GIVEN PROBLEM =
What is the number of lines in the entries below that include the word "oboru"? Provide the number only.

PROVIDED DATA =
—————

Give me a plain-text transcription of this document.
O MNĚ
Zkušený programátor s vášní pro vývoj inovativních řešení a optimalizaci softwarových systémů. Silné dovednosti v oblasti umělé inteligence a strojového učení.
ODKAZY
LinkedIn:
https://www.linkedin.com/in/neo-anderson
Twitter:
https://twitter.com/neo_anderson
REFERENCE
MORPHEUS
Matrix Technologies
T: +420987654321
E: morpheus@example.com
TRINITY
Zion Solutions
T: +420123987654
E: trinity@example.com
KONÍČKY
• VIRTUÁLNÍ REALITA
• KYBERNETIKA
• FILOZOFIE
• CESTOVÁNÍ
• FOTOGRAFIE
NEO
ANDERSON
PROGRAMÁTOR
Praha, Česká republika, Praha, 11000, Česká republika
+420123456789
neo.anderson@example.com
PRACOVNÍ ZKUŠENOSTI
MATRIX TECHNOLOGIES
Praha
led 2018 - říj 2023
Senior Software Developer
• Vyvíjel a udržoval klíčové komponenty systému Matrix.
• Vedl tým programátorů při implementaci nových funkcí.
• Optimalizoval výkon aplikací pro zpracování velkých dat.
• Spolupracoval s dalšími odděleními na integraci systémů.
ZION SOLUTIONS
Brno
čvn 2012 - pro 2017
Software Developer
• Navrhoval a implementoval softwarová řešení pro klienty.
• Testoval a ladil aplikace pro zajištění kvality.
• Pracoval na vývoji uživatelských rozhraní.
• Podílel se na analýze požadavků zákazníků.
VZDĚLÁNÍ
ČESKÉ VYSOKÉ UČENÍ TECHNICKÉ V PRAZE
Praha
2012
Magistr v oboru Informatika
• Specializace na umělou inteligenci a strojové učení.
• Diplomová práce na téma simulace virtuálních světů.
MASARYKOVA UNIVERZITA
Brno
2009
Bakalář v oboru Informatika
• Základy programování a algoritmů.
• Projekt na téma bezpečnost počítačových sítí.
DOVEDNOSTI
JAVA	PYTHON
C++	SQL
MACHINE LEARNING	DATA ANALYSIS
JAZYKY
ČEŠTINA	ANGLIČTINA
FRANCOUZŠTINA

—————

THE COMPLETED TASK =
2